■ **OBJECTIVE**: Return all lines from the listing below in which the string "scale" occurs.

■ **ENTRIES**:
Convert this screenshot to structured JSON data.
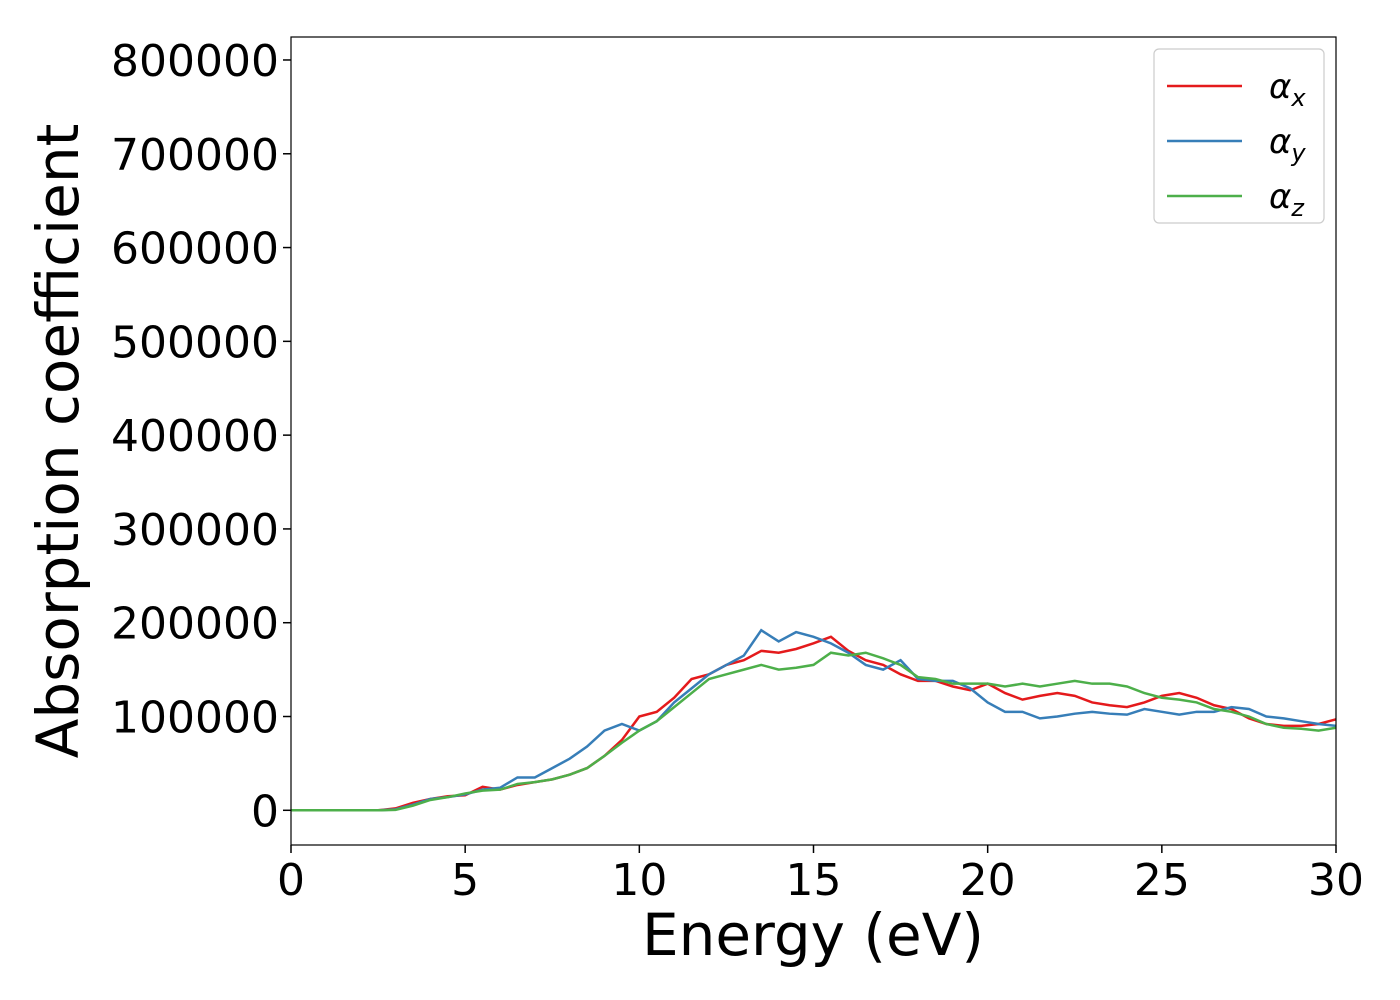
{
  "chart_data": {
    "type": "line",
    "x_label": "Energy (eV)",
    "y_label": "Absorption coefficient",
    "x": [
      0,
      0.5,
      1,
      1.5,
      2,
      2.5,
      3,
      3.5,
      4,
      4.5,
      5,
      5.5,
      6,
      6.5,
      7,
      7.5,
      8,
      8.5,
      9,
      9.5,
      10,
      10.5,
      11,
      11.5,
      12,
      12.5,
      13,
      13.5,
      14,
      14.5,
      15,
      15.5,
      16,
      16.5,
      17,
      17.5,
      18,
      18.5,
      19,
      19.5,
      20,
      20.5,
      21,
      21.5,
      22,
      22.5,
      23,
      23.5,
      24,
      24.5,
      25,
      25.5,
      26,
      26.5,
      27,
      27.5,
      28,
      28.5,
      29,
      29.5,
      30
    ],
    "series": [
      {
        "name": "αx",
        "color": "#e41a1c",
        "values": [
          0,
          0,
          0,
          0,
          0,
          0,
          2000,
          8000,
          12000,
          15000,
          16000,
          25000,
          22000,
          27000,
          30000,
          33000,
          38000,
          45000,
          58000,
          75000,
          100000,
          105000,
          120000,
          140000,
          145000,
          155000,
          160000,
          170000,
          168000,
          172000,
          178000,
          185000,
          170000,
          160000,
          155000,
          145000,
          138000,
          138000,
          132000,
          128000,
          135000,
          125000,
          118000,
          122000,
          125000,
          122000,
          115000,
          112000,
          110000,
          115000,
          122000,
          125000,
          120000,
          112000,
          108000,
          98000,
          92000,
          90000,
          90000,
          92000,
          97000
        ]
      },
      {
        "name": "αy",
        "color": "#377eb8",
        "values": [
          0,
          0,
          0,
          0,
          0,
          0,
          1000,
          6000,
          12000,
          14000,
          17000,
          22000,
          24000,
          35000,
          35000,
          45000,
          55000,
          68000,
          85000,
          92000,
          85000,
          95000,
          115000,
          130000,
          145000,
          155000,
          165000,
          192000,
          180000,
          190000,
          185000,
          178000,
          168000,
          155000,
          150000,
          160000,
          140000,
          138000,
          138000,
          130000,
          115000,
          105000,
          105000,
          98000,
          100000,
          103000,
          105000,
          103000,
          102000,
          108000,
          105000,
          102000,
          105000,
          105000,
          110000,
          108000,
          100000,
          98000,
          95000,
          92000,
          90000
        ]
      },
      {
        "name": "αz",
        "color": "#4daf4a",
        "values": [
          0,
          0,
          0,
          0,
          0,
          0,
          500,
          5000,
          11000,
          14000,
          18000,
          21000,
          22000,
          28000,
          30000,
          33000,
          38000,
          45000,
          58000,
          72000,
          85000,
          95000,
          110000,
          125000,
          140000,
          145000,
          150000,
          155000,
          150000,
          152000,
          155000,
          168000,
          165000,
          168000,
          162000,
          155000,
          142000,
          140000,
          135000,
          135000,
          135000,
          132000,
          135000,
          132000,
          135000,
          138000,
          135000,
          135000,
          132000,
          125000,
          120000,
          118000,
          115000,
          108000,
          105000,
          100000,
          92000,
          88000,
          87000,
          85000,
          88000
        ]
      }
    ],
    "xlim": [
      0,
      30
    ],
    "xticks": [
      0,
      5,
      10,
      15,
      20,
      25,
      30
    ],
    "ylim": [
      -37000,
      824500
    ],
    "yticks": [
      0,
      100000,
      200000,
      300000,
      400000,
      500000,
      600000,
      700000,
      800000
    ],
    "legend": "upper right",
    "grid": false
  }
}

...

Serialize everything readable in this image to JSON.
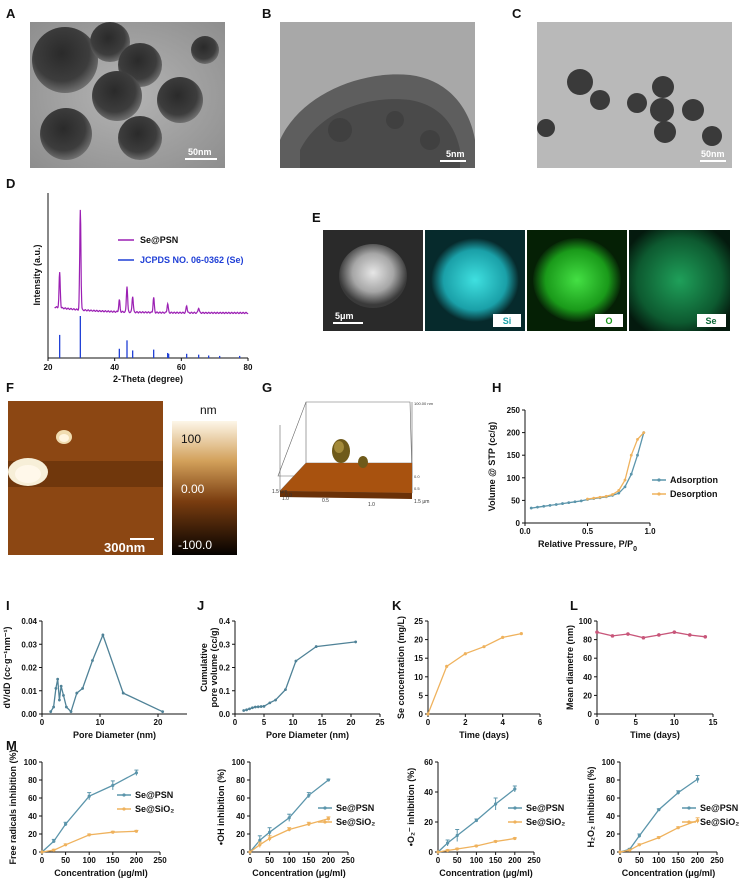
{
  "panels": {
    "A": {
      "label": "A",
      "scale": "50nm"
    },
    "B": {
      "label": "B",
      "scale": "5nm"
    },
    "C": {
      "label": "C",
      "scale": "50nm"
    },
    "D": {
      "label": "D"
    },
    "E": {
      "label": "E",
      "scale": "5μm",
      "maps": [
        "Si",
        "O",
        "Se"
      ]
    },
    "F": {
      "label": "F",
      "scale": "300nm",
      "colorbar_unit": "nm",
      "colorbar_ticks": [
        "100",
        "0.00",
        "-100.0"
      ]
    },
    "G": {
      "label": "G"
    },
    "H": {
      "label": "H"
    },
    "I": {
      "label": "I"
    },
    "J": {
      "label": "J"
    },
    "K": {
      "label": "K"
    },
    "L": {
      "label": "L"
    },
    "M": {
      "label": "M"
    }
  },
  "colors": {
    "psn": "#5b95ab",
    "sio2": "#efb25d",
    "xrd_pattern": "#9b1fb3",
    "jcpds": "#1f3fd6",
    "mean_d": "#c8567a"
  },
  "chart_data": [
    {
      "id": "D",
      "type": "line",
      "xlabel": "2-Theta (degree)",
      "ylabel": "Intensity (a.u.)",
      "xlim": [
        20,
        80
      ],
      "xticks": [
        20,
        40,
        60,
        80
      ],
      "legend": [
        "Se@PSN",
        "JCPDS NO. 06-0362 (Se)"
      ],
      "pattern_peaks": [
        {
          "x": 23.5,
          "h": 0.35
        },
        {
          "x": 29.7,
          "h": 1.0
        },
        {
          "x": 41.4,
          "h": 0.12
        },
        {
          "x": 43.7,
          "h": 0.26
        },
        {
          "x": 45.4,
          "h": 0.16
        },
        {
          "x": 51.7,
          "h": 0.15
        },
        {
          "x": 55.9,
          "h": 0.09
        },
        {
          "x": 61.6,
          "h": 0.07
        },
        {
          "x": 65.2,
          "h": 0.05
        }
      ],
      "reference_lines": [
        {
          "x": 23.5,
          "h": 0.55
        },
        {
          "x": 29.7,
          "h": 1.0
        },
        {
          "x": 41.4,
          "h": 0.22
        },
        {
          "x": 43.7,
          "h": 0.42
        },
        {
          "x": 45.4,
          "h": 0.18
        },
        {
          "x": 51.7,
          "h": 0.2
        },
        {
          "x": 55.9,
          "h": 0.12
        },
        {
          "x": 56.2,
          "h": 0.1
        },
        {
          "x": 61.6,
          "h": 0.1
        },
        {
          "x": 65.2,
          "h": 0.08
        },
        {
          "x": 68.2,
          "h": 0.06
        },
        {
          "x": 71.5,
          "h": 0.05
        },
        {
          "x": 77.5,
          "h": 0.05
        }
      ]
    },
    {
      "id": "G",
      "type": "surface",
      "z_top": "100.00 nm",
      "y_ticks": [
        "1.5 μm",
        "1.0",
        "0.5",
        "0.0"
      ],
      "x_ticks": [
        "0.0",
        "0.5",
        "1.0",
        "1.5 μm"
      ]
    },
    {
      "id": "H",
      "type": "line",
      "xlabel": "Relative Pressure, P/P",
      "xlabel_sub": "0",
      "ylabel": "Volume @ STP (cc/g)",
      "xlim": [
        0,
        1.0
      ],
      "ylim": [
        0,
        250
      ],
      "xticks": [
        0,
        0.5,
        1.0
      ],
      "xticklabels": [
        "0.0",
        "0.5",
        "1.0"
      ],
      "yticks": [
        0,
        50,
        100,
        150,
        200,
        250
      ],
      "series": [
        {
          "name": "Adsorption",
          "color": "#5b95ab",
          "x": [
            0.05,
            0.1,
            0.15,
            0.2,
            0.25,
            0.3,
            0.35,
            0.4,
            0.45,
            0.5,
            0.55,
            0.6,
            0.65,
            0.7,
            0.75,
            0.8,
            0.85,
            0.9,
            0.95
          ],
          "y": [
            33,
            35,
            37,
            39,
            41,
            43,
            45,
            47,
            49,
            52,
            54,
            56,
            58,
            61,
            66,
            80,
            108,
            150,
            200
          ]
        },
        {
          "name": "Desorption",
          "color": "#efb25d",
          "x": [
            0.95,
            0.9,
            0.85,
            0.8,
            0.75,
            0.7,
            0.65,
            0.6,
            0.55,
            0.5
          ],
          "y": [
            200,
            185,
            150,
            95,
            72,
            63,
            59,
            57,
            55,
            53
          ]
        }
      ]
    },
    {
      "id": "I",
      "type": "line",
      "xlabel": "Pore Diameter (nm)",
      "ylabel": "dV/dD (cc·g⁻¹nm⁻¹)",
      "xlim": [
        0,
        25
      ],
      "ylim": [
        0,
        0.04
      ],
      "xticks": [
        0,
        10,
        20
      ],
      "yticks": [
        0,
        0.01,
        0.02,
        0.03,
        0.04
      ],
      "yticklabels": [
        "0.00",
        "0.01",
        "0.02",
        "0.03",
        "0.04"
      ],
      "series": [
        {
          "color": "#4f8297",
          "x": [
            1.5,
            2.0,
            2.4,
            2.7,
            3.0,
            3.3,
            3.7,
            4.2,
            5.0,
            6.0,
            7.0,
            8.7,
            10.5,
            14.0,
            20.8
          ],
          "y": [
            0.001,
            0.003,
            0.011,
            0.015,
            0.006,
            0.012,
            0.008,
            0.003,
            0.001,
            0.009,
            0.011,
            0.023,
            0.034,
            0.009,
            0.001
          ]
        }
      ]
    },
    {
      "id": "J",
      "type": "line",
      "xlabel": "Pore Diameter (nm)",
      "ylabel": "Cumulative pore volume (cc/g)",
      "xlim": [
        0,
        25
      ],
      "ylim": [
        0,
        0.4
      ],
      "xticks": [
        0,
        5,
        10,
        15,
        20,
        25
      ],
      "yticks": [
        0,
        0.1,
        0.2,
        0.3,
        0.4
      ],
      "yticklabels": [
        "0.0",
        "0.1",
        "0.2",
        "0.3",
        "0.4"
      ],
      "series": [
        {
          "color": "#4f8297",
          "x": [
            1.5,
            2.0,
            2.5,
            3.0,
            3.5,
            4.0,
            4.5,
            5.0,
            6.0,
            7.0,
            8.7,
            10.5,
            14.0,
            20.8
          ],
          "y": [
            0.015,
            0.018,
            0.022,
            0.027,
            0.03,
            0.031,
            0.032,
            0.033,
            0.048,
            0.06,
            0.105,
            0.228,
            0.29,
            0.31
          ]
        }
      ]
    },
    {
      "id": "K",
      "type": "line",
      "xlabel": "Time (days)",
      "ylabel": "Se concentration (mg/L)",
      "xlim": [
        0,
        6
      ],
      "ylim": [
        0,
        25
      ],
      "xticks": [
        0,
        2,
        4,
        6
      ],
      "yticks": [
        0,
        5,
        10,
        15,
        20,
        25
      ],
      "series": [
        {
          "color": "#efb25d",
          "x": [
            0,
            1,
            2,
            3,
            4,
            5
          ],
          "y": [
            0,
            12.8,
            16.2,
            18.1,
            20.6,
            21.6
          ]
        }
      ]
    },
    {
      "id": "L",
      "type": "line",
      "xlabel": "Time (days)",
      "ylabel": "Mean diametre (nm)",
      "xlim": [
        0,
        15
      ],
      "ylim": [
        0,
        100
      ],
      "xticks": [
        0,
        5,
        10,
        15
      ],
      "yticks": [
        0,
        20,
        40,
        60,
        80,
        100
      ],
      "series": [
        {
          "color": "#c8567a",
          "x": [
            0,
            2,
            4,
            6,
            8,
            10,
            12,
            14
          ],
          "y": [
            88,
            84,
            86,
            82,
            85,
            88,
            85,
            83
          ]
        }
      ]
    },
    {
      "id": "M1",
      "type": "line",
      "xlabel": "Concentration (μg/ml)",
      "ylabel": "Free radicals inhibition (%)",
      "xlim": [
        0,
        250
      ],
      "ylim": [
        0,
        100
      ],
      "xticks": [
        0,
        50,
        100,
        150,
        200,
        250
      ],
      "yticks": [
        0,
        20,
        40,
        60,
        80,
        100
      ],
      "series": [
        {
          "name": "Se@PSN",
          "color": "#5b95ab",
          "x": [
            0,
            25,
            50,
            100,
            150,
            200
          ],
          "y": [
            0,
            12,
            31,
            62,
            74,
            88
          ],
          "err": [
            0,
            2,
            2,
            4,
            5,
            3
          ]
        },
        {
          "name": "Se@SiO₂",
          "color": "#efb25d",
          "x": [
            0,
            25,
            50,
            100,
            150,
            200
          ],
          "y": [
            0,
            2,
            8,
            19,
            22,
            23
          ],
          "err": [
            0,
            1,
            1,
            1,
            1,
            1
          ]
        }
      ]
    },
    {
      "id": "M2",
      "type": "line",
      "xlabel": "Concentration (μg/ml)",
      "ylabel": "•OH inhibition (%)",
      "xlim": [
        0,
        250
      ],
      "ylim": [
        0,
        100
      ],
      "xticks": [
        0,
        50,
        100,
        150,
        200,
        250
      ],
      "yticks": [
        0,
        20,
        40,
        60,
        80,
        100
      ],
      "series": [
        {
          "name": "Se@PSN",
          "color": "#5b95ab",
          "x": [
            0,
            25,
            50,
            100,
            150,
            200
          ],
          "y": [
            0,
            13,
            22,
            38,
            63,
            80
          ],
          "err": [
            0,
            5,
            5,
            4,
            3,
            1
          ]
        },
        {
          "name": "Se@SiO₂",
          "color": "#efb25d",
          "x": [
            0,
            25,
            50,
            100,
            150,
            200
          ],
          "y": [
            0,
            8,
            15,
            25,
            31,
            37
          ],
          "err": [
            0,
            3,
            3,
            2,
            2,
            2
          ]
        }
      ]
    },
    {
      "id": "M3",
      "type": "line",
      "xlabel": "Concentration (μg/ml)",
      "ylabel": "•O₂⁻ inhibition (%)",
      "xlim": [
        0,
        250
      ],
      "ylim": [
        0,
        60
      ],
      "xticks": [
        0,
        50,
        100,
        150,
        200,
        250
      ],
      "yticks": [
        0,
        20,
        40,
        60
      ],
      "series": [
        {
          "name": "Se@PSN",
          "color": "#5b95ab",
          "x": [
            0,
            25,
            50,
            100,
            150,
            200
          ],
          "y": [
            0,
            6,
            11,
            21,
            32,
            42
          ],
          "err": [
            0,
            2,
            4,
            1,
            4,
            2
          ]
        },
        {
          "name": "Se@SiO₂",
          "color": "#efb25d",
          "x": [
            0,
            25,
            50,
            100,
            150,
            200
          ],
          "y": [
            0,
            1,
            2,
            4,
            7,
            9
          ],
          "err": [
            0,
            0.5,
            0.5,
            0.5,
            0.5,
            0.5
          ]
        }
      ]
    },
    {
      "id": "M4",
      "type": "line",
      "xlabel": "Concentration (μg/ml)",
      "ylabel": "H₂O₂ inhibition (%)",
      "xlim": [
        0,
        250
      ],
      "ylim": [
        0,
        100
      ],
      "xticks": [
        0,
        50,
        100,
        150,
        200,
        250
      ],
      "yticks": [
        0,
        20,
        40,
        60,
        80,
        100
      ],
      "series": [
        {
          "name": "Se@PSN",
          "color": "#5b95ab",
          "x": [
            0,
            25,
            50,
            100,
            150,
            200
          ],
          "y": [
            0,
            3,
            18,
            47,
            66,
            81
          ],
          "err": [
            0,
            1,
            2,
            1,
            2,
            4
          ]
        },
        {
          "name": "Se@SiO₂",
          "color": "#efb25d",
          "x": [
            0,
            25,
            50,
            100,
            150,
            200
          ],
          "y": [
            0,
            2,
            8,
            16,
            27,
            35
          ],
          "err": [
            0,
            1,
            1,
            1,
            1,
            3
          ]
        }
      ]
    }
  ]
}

■ **RESPONSE TO THE EXERCISE**:
      "scale": "50nm"
      "scale": "5nm"
      "scale": "50nm"
      "scale": "5μm",
      "scale": "300nm",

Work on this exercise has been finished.